-- start SOURCE MATERIAL --
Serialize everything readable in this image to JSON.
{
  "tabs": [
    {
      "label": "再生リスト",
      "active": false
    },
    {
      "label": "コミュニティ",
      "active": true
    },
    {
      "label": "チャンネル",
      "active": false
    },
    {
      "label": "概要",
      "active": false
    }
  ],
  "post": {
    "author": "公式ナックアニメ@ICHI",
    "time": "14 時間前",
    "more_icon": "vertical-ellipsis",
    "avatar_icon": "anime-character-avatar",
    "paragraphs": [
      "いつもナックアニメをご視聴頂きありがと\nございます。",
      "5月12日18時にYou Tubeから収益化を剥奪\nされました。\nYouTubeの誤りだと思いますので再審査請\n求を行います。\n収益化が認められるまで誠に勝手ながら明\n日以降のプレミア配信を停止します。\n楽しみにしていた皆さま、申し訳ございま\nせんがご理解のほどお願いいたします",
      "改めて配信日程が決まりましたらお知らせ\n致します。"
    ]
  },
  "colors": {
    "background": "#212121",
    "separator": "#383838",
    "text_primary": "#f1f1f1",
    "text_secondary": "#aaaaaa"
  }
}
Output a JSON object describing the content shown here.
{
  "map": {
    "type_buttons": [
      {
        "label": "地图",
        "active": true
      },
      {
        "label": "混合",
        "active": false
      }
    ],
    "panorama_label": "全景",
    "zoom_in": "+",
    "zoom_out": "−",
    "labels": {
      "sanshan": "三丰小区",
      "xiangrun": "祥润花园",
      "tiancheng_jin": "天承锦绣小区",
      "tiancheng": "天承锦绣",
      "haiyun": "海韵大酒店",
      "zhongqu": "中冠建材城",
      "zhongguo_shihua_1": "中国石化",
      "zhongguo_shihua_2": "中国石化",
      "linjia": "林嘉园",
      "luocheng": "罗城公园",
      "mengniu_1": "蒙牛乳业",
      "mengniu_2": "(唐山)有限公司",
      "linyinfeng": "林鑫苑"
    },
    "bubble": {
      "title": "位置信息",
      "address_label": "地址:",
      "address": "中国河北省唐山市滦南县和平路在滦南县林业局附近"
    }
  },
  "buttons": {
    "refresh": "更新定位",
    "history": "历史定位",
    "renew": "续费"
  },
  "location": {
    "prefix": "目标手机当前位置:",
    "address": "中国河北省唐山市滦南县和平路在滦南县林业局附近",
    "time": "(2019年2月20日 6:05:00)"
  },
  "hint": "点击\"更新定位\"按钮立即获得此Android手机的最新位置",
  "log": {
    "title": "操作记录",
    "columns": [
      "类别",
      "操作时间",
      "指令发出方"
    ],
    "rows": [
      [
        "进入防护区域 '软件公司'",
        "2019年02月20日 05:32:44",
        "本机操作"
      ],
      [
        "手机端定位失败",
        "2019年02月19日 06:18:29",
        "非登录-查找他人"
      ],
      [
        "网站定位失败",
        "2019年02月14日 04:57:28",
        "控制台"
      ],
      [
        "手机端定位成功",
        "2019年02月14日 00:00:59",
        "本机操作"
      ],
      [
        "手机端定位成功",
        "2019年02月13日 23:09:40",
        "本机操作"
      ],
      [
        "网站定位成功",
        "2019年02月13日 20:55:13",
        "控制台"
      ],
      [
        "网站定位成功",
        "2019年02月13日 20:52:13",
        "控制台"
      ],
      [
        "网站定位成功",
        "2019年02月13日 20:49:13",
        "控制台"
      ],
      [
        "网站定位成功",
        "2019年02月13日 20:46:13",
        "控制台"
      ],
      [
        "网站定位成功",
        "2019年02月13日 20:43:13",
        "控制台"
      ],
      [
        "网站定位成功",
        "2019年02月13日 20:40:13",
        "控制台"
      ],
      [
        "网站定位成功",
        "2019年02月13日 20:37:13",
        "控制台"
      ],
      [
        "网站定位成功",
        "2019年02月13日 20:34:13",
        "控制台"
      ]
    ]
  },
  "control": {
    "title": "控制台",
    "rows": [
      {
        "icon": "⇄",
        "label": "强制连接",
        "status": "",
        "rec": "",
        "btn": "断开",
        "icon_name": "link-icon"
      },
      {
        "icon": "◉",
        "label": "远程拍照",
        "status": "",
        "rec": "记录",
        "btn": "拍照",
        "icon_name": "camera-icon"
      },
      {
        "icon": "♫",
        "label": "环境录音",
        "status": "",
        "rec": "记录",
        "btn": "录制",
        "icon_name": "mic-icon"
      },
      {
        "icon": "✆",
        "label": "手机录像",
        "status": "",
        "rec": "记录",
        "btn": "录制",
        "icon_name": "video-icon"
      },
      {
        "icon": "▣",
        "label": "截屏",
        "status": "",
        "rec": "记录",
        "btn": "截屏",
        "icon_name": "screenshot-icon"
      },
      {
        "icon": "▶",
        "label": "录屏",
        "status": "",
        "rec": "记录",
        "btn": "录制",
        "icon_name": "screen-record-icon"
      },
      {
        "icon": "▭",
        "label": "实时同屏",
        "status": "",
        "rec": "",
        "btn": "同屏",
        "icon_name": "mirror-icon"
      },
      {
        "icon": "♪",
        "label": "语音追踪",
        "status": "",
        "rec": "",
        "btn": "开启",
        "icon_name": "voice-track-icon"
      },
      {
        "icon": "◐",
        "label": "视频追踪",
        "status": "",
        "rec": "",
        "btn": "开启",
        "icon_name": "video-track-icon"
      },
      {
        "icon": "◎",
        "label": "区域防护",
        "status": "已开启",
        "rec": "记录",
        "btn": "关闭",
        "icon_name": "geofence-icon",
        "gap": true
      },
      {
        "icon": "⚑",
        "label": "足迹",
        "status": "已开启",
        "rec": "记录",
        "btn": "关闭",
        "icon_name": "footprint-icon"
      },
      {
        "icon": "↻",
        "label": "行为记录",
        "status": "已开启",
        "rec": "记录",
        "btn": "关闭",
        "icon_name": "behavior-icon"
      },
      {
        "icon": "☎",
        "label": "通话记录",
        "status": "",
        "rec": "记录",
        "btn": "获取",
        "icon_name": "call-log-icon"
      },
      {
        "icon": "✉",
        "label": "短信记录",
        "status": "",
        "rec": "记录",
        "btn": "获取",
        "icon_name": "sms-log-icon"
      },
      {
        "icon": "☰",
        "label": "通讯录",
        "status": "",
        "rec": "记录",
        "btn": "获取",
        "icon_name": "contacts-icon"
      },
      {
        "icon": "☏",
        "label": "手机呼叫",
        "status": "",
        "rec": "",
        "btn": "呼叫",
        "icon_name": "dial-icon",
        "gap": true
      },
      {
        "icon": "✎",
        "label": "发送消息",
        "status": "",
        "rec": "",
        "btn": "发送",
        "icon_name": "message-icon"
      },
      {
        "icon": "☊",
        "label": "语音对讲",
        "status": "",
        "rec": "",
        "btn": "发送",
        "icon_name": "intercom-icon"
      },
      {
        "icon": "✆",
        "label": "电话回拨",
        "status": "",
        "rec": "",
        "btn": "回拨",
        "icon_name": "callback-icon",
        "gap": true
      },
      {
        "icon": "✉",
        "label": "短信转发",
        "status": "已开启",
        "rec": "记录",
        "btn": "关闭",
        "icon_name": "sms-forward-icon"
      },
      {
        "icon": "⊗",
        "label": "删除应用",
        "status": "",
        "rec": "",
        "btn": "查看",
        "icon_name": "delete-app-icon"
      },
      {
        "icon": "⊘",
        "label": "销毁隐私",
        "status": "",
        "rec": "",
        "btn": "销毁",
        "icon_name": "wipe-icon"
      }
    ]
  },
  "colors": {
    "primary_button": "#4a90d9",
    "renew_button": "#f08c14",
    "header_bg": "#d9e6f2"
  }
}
-- end SOURCE MATERIAL --
▸ WHAT THIS TASK INVOLVES
Please give back all of the records exactly as written.

▸ WRITTEN RESPONSE
Serialize everything readable in this image to JSON.
{
  "tabs": [
    {
      "label": "再生リスト",
      "active": false
    },
    {
      "label": "コミュニティ",
      "active": true
    },
    {
      "label": "チャンネル",
      "active": false
    },
    {
      "label": "概要",
      "active": false
    }
  ],
  "post": {
    "author": "公式ナックアニメ@ICHI",
    "time": "14 時間前",
    "more_icon": "vertical-ellipsis",
    "avatar_icon": "anime-character-avatar",
    "paragraphs": [
      "いつもナックアニメをご視聴頂きありがと\nございます。",
      "5月12日18時にYou Tubeから収益化を剥奪\nされました。\nYouTubeの誤りだと思いますので再審査請\n求を行います。\n収益化が認められるまで誠に勝手ながら明\n日以降のプレミア配信を停止します。\n楽しみにしていた皆さま、申し訳ございま\nせんがご理解のほどお願いいたします",
      "改めて配信日程が決まりましたらお知らせ\n致します。"
    ]
  },
  "colors": {
    "background": "#212121",
    "separator": "#383838",
    "text_primary": "#f1f1f1",
    "text_secondary": "#aaaaaa"
  }
}
Output a JSON object describing the content shown here.
{
  "map": {
    "type_buttons": [
      {
        "label": "地图",
        "active": true
      },
      {
        "label": "混合",
        "active": false
      }
    ],
    "panorama_label": "全景",
    "zoom_in": "+",
    "zoom_out": "−",
    "labels": {
      "sanshan": "三丰小区",
      "xiangrun": "祥润花园",
      "tiancheng_jin": "天承锦绣小区",
      "tiancheng": "天承锦绣",
      "haiyun": "海韵大酒店",
      "zhongqu": "中冠建材城",
      "zhongguo_shihua_1": "中国石化",
      "zhongguo_shihua_2": "中国石化",
      "linjia": "林嘉园",
      "luocheng": "罗城公园",
      "mengniu_1": "蒙牛乳业",
      "mengniu_2": "(唐山)有限公司",
      "linyinfeng": "林鑫苑"
    },
    "bubble": {
      "title": "位置信息",
      "address_label": "地址:",
      "address": "中国河北省唐山市滦南县和平路在滦南县林业局附近"
    }
  },
  "buttons": {
    "refresh": "更新定位",
    "history": "历史定位",
    "renew": "续费"
  },
  "location": {
    "prefix": "目标手机当前位置:",
    "address": "中国河北省唐山市滦南县和平路在滦南县林业局附近",
    "time": "(2019年2月20日 6:05:00)"
  },
  "hint": "点击\"更新定位\"按钮立即获得此Android手机的最新位置",
  "log": {
    "title": "操作记录",
    "columns": [
      "类别",
      "操作时间",
      "指令发出方"
    ],
    "rows": [
      [
        "进入防护区域 '软件公司'",
        "2019年02月20日 05:32:44",
        "本机操作"
      ],
      [
        "手机端定位失败",
        "2019年02月19日 06:18:29",
        "非登录-查找他人"
      ],
      [
        "网站定位失败",
        "2019年02月14日 04:57:28",
        "控制台"
      ],
      [
        "手机端定位成功",
        "2019年02月14日 00:00:59",
        "本机操作"
      ],
      [
        "手机端定位成功",
        "2019年02月13日 23:09:40",
        "本机操作"
      ],
      [
        "网站定位成功",
        "2019年02月13日 20:55:13",
        "控制台"
      ],
      [
        "网站定位成功",
        "2019年02月13日 20:52:13",
        "控制台"
      ],
      [
        "网站定位成功",
        "2019年02月13日 20:49:13",
        "控制台"
      ],
      [
        "网站定位成功",
        "2019年02月13日 20:46:13",
        "控制台"
      ],
      [
        "网站定位成功",
        "2019年02月13日 20:43:13",
        "控制台"
      ],
      [
        "网站定位成功",
        "2019年02月13日 20:40:13",
        "控制台"
      ],
      [
        "网站定位成功",
        "2019年02月13日 20:37:13",
        "控制台"
      ],
      [
        "网站定位成功",
        "2019年02月13日 20:34:13",
        "控制台"
      ]
    ]
  },
  "control": {
    "title": "控制台",
    "rows": [
      {
        "icon": "⇄",
        "label": "强制连接",
        "status": "",
        "rec": "",
        "btn": "断开",
        "icon_name": "link-icon"
      },
      {
        "icon": "◉",
        "label": "远程拍照",
        "status": "",
        "rec": "记录",
        "btn": "拍照",
        "icon_name": "camera-icon"
      },
      {
        "icon": "♫",
        "label": "环境录音",
        "status": "",
        "rec": "记录",
        "btn": "录制",
        "icon_name": "mic-icon"
      },
      {
        "icon": "✆",
        "label": "手机录像",
        "status": "",
        "rec": "记录",
        "btn": "录制",
        "icon_name": "video-icon"
      },
      {
        "icon": "▣",
        "label": "截屏",
        "status": "",
        "rec": "记录",
        "btn": "截屏",
        "icon_name": "screenshot-icon"
      },
      {
        "icon": "▶",
        "label": "录屏",
        "status": "",
        "rec": "记录",
        "btn": "录制",
        "icon_name": "screen-record-icon"
      },
      {
        "icon": "▭",
        "label": "实时同屏",
        "status": "",
        "rec": "",
        "btn": "同屏",
        "icon_name": "mirror-icon"
      },
      {
        "icon": "♪",
        "label": "语音追踪",
        "status": "",
        "rec": "",
        "btn": "开启",
        "icon_name": "voice-track-icon"
      },
      {
        "icon": "◐",
        "label": "视频追踪",
        "status": "",
        "rec": "",
        "btn": "开启",
        "icon_name": "video-track-icon"
      },
      {
        "icon": "◎",
        "label": "区域防护",
        "status": "已开启",
        "rec": "记录",
        "btn": "关闭",
        "icon_name": "geofence-icon",
        "gap": true
      },
      {
        "icon": "⚑",
        "label": "足迹",
        "status": "已开启",
        "rec": "记录",
        "btn": "关闭",
        "icon_name": "footprint-icon"
      },
      {
        "icon": "↻",
        "label": "行为记录",
        "status": "已开启",
        "rec": "记录",
        "btn": "关闭",
        "icon_name": "behavior-icon"
      },
      {
        "icon": "☎",
        "label": "通话记录",
        "status": "",
        "rec": "记录",
        "btn": "获取",
        "icon_name": "call-log-icon"
      },
      {
        "icon": "✉",
        "label": "短信记录",
        "status": "",
        "rec": "记录",
        "btn": "获取",
        "icon_name": "sms-log-icon"
      },
      {
        "icon": "☰",
        "label": "通讯录",
        "status": "",
        "rec": "记录",
        "btn": "获取",
        "icon_name": "contacts-icon"
      },
      {
        "icon": "☏",
        "label": "手机呼叫",
        "status": "",
        "rec": "",
        "btn": "呼叫",
        "icon_name": "dial-icon",
        "gap": true
      },
      {
        "icon": "✎",
        "label": "发送消息",
        "status": "",
        "rec": "",
        "btn": "发送",
        "icon_name": "message-icon"
      },
      {
        "icon": "☊",
        "label": "语音对讲",
        "status": "",
        "rec": "",
        "btn": "发送",
        "icon_name": "intercom-icon"
      },
      {
        "icon": "✆",
        "label": "电话回拨",
        "status": "",
        "rec": "",
        "btn": "回拨",
        "icon_name": "callback-icon",
        "gap": true
      },
      {
        "icon": "✉",
        "label": "短信转发",
        "status": "已开启",
        "rec": "记录",
        "btn": "关闭",
        "icon_name": "sms-forward-icon"
      },
      {
        "icon": "⊗",
        "label": "删除应用",
        "status": "",
        "rec": "",
        "btn": "查看",
        "icon_name": "delete-app-icon"
      },
      {
        "icon": "⊘",
        "label": "销毁隐私",
        "status": "",
        "rec": "",
        "btn": "销毁",
        "icon_name": "wipe-icon"
      }
    ]
  },
  "colors": {
    "primary_button": "#4a90d9",
    "renew_button": "#f08c14",
    "header_bg": "#d9e6f2"
  }
}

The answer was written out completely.